**OBJECTIVE:** Lines that contain the string "name" are to be copied; leave out all others.

**RECORDS:**
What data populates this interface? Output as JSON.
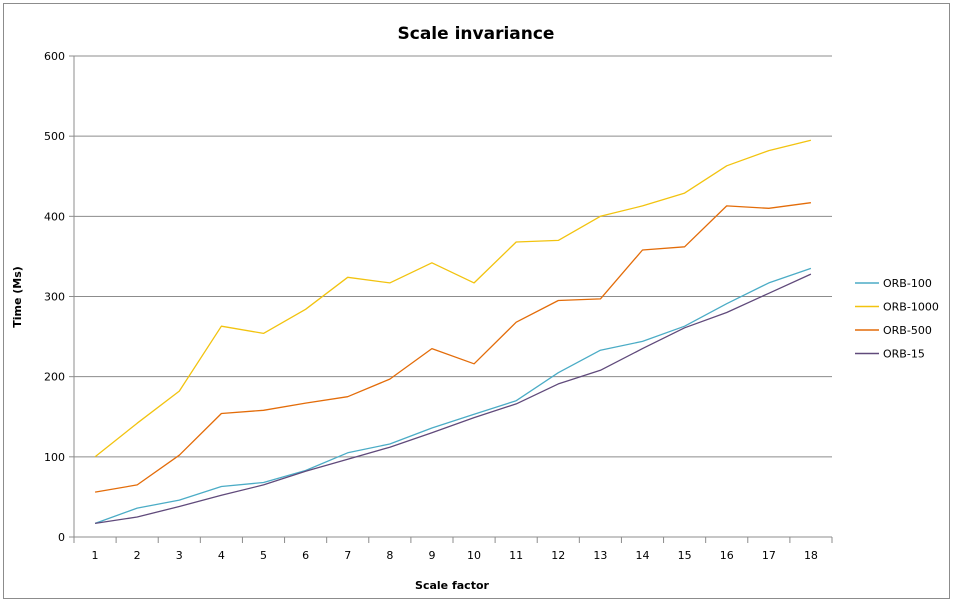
{
  "chart_data": {
    "type": "line",
    "title": "Scale invariance",
    "xlabel": "Scale factor",
    "ylabel": "Time (Ms)",
    "x": [
      1,
      2,
      3,
      4,
      5,
      6,
      7,
      8,
      9,
      10,
      11,
      12,
      13,
      14,
      15,
      16,
      17,
      18
    ],
    "ylim": [
      0,
      600
    ],
    "yticks": [
      0,
      100,
      200,
      300,
      400,
      500,
      600
    ],
    "grid": true,
    "legend_position": "right",
    "series": [
      {
        "name": "ORB-100",
        "color": "#4bacc6",
        "values": [
          17,
          36,
          46,
          63,
          68,
          83,
          105,
          116,
          136,
          153,
          170,
          205,
          233,
          244,
          263,
          291,
          317,
          335
        ]
      },
      {
        "name": "ORB-1000",
        "color": "#f2c30f",
        "values": [
          100,
          142,
          182,
          263,
          254,
          284,
          324,
          317,
          342,
          317,
          368,
          370,
          400,
          413,
          429,
          463,
          482,
          495
        ]
      },
      {
        "name": "ORB-500",
        "color": "#e36c09",
        "values": [
          56,
          65,
          102,
          154,
          158,
          167,
          175,
          197,
          235,
          216,
          268,
          295,
          297,
          358,
          362,
          413,
          410,
          417
        ]
      },
      {
        "name": "ORB-15",
        "color": "#604a7b",
        "values": [
          17,
          25,
          38,
          52,
          65,
          82,
          97,
          112,
          130,
          149,
          166,
          191,
          208,
          235,
          261,
          280,
          304,
          328
        ]
      }
    ]
  }
}
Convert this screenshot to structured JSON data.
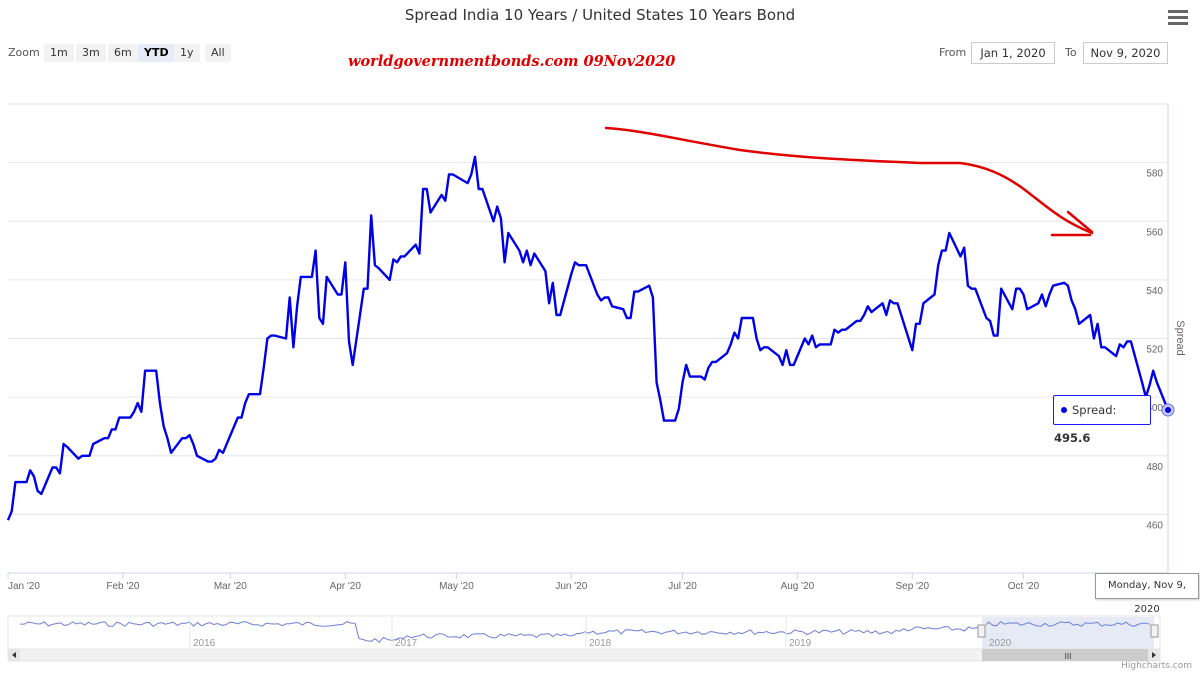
{
  "header": {
    "title": "Spread India 10 Years / United States 10 Years Bond",
    "watermark": "worldgovernmentbonds.com  09Nov2020"
  },
  "zoom": {
    "label": "Zoom",
    "buttons": [
      "1m",
      "3m",
      "6m",
      "YTD",
      "1y",
      "All"
    ],
    "selected": "YTD"
  },
  "range": {
    "from_label": "From",
    "from_value": "Jan 1, 2020",
    "to_label": "To",
    "to_value": "Nov 9, 2020"
  },
  "tooltip": {
    "series_label": "Spread:",
    "value": "495.6",
    "date": "Monday, Nov 9, 2020"
  },
  "credits": "Highcharts.com",
  "navigator": {
    "years": [
      "2016",
      "2017",
      "2018",
      "2019",
      "2020"
    ]
  },
  "colors": {
    "series": "#0000e6",
    "annotation": "#e10000",
    "grid": "#e6e6e6",
    "navigator_fill": "#ccd6eb"
  },
  "chart_data": {
    "type": "line",
    "title": "Spread India 10 Years / United States 10 Years Bond",
    "ylabel": "Spread",
    "ylim": [
      440,
      600
    ],
    "yticks": [
      440,
      460,
      480,
      500,
      520,
      540,
      560,
      580
    ],
    "xlim": [
      "2020-01-01",
      "2020-11-09"
    ],
    "xticks": [
      {
        "date": "2020-01-01",
        "label": "Jan '20"
      },
      {
        "date": "2020-02-01",
        "label": "Feb '20"
      },
      {
        "date": "2020-03-01",
        "label": "Mar '20"
      },
      {
        "date": "2020-04-01",
        "label": "Apr '20"
      },
      {
        "date": "2020-05-01",
        "label": "May '20"
      },
      {
        "date": "2020-06-01",
        "label": "Jun '20"
      },
      {
        "date": "2020-07-01",
        "label": "Jul '20"
      },
      {
        "date": "2020-08-01",
        "label": "Aug '20"
      },
      {
        "date": "2020-09-01",
        "label": "Sep '20"
      },
      {
        "date": "2020-10-01",
        "label": "Oct '20"
      }
    ],
    "series": [
      {
        "name": "Spread",
        "points": [
          [
            "2020-01-01",
            458
          ],
          [
            "2020-01-02",
            461
          ],
          [
            "2020-01-03",
            471
          ],
          [
            "2020-01-06",
            471
          ],
          [
            "2020-01-07",
            475
          ],
          [
            "2020-01-08",
            473
          ],
          [
            "2020-01-09",
            468
          ],
          [
            "2020-01-10",
            467
          ],
          [
            "2020-01-13",
            476
          ],
          [
            "2020-01-14",
            476
          ],
          [
            "2020-01-15",
            474
          ],
          [
            "2020-01-16",
            484
          ],
          [
            "2020-01-17",
            483
          ],
          [
            "2020-01-20",
            479
          ],
          [
            "2020-01-21",
            480
          ],
          [
            "2020-01-22",
            480
          ],
          [
            "2020-01-23",
            480
          ],
          [
            "2020-01-24",
            484
          ],
          [
            "2020-01-27",
            486
          ],
          [
            "2020-01-28",
            486
          ],
          [
            "2020-01-29",
            489
          ],
          [
            "2020-01-30",
            489
          ],
          [
            "2020-01-31",
            493
          ],
          [
            "2020-02-03",
            493
          ],
          [
            "2020-02-04",
            495
          ],
          [
            "2020-02-05",
            498
          ],
          [
            "2020-02-06",
            495
          ],
          [
            "2020-02-07",
            509
          ],
          [
            "2020-02-10",
            509
          ],
          [
            "2020-02-11",
            498
          ],
          [
            "2020-02-12",
            490
          ],
          [
            "2020-02-13",
            486
          ],
          [
            "2020-02-14",
            481
          ],
          [
            "2020-02-17",
            486
          ],
          [
            "2020-02-18",
            486
          ],
          [
            "2020-02-19",
            487
          ],
          [
            "2020-02-20",
            484
          ],
          [
            "2020-02-21",
            480
          ],
          [
            "2020-02-24",
            478
          ],
          [
            "2020-02-25",
            478
          ],
          [
            "2020-02-26",
            479
          ],
          [
            "2020-02-27",
            482
          ],
          [
            "2020-02-28",
            481
          ],
          [
            "2020-03-02",
            490
          ],
          [
            "2020-03-03",
            493
          ],
          [
            "2020-03-04",
            493
          ],
          [
            "2020-03-05",
            498
          ],
          [
            "2020-03-06",
            501
          ],
          [
            "2020-03-09",
            501
          ],
          [
            "2020-03-10",
            510
          ],
          [
            "2020-03-11",
            520
          ],
          [
            "2020-03-12",
            521
          ],
          [
            "2020-03-13",
            521
          ],
          [
            "2020-03-16",
            520
          ],
          [
            "2020-03-17",
            534
          ],
          [
            "2020-03-18",
            517
          ],
          [
            "2020-03-19",
            531
          ],
          [
            "2020-03-20",
            541
          ],
          [
            "2020-03-23",
            541
          ],
          [
            "2020-03-24",
            550
          ],
          [
            "2020-03-25",
            527
          ],
          [
            "2020-03-26",
            525
          ],
          [
            "2020-03-27",
            541
          ],
          [
            "2020-03-30",
            535
          ],
          [
            "2020-03-31",
            535
          ],
          [
            "2020-04-01",
            546
          ],
          [
            "2020-04-02",
            519
          ],
          [
            "2020-04-03",
            511
          ],
          [
            "2020-04-06",
            537
          ],
          [
            "2020-04-07",
            537
          ],
          [
            "2020-04-08",
            562
          ],
          [
            "2020-04-09",
            545
          ],
          [
            "2020-04-10",
            544
          ],
          [
            "2020-04-13",
            540
          ],
          [
            "2020-04-14",
            547
          ],
          [
            "2020-04-15",
            546
          ],
          [
            "2020-04-16",
            548
          ],
          [
            "2020-04-17",
            548
          ],
          [
            "2020-04-20",
            552
          ],
          [
            "2020-04-21",
            549
          ],
          [
            "2020-04-22",
            571
          ],
          [
            "2020-04-23",
            571
          ],
          [
            "2020-04-24",
            563
          ],
          [
            "2020-04-27",
            569
          ],
          [
            "2020-04-28",
            567
          ],
          [
            "2020-04-29",
            576
          ],
          [
            "2020-04-30",
            576
          ],
          [
            "2020-05-04",
            573
          ],
          [
            "2020-05-05",
            576
          ],
          [
            "2020-05-06",
            582
          ],
          [
            "2020-05-07",
            571
          ],
          [
            "2020-05-08",
            571
          ],
          [
            "2020-05-11",
            560
          ],
          [
            "2020-05-12",
            565
          ],
          [
            "2020-05-13",
            561
          ],
          [
            "2020-05-14",
            546
          ],
          [
            "2020-05-15",
            556
          ],
          [
            "2020-05-18",
            550
          ],
          [
            "2020-05-19",
            546
          ],
          [
            "2020-05-20",
            550
          ],
          [
            "2020-05-21",
            545
          ],
          [
            "2020-05-22",
            549
          ],
          [
            "2020-05-25",
            543
          ],
          [
            "2020-05-26",
            532
          ],
          [
            "2020-05-27",
            539
          ],
          [
            "2020-05-28",
            528
          ],
          [
            "2020-05-29",
            528
          ],
          [
            "2020-06-01",
            542
          ],
          [
            "2020-06-02",
            546
          ],
          [
            "2020-06-03",
            545
          ],
          [
            "2020-06-04",
            545
          ],
          [
            "2020-06-05",
            545
          ],
          [
            "2020-06-08",
            535
          ],
          [
            "2020-06-09",
            533
          ],
          [
            "2020-06-10",
            534
          ],
          [
            "2020-06-11",
            534
          ],
          [
            "2020-06-12",
            531
          ],
          [
            "2020-06-15",
            530
          ],
          [
            "2020-06-16",
            527
          ],
          [
            "2020-06-17",
            527
          ],
          [
            "2020-06-18",
            536
          ],
          [
            "2020-06-19",
            536
          ],
          [
            "2020-06-22",
            538
          ],
          [
            "2020-06-23",
            534
          ],
          [
            "2020-06-24",
            505
          ],
          [
            "2020-06-25",
            499
          ],
          [
            "2020-06-26",
            492
          ],
          [
            "2020-06-29",
            492
          ],
          [
            "2020-06-30",
            496
          ],
          [
            "2020-07-01",
            505
          ],
          [
            "2020-07-02",
            511
          ],
          [
            "2020-07-03",
            507
          ],
          [
            "2020-07-06",
            507
          ],
          [
            "2020-07-07",
            506
          ],
          [
            "2020-07-08",
            510
          ],
          [
            "2020-07-09",
            512
          ],
          [
            "2020-07-10",
            512
          ],
          [
            "2020-07-13",
            515
          ],
          [
            "2020-07-14",
            518
          ],
          [
            "2020-07-15",
            522
          ],
          [
            "2020-07-16",
            520
          ],
          [
            "2020-07-17",
            527
          ],
          [
            "2020-07-20",
            527
          ],
          [
            "2020-07-21",
            520
          ],
          [
            "2020-07-22",
            516
          ],
          [
            "2020-07-23",
            517
          ],
          [
            "2020-07-24",
            517
          ],
          [
            "2020-07-27",
            514
          ],
          [
            "2020-07-28",
            511
          ],
          [
            "2020-07-29",
            516
          ],
          [
            "2020-07-30",
            511
          ],
          [
            "2020-07-31",
            511
          ],
          [
            "2020-08-03",
            520
          ],
          [
            "2020-08-04",
            518
          ],
          [
            "2020-08-05",
            521
          ],
          [
            "2020-08-06",
            517
          ],
          [
            "2020-08-07",
            518
          ],
          [
            "2020-08-10",
            518
          ],
          [
            "2020-08-11",
            523
          ],
          [
            "2020-08-12",
            522
          ],
          [
            "2020-08-13",
            523
          ],
          [
            "2020-08-14",
            523
          ],
          [
            "2020-08-17",
            526
          ],
          [
            "2020-08-18",
            526
          ],
          [
            "2020-08-19",
            528
          ],
          [
            "2020-08-20",
            531
          ],
          [
            "2020-08-21",
            529
          ],
          [
            "2020-08-24",
            532
          ],
          [
            "2020-08-25",
            528
          ],
          [
            "2020-08-26",
            533
          ],
          [
            "2020-08-27",
            532
          ],
          [
            "2020-08-28",
            532
          ],
          [
            "2020-08-31",
            520
          ],
          [
            "2020-09-01",
            516
          ],
          [
            "2020-09-02",
            525
          ],
          [
            "2020-09-03",
            525
          ],
          [
            "2020-09-04",
            532
          ],
          [
            "2020-09-07",
            535
          ],
          [
            "2020-09-08",
            545
          ],
          [
            "2020-09-09",
            550
          ],
          [
            "2020-09-10",
            550
          ],
          [
            "2020-09-11",
            556
          ],
          [
            "2020-09-14",
            548
          ],
          [
            "2020-09-15",
            551
          ],
          [
            "2020-09-16",
            538
          ],
          [
            "2020-09-17",
            537
          ],
          [
            "2020-09-18",
            537
          ],
          [
            "2020-09-21",
            527
          ],
          [
            "2020-09-22",
            526
          ],
          [
            "2020-09-23",
            521
          ],
          [
            "2020-09-24",
            521
          ],
          [
            "2020-09-25",
            537
          ],
          [
            "2020-09-28",
            530
          ],
          [
            "2020-09-29",
            537
          ],
          [
            "2020-09-30",
            537
          ],
          [
            "2020-10-01",
            535
          ],
          [
            "2020-10-02",
            530
          ],
          [
            "2020-10-05",
            532
          ],
          [
            "2020-10-06",
            535
          ],
          [
            "2020-10-07",
            531
          ],
          [
            "2020-10-08",
            535
          ],
          [
            "2020-10-09",
            538
          ],
          [
            "2020-10-12",
            539
          ],
          [
            "2020-10-13",
            538
          ],
          [
            "2020-10-14",
            533
          ],
          [
            "2020-10-15",
            530
          ],
          [
            "2020-10-16",
            525
          ],
          [
            "2020-10-19",
            528
          ],
          [
            "2020-10-20",
            520
          ],
          [
            "2020-10-21",
            525
          ],
          [
            "2020-10-22",
            517
          ],
          [
            "2020-10-23",
            517
          ],
          [
            "2020-10-26",
            514
          ],
          [
            "2020-10-27",
            518
          ],
          [
            "2020-10-28",
            517
          ],
          [
            "2020-10-29",
            519
          ],
          [
            "2020-10-30",
            519
          ],
          [
            "2020-11-02",
            505
          ],
          [
            "2020-11-03",
            500
          ],
          [
            "2020-11-04",
            504
          ],
          [
            "2020-11-05",
            509
          ],
          [
            "2020-11-06",
            505
          ],
          [
            "2020-11-09",
            495.6
          ]
        ]
      }
    ],
    "annotation": {
      "kind": "hand-drawn red trend arrow",
      "color": "#e10000"
    }
  }
}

**FULL RESPONSE:**
        "name": "ORB-100",
        "name": "ORB-1000",
        "name": "ORB-500",
        "name": "ORB-15",
        "name": "Spread",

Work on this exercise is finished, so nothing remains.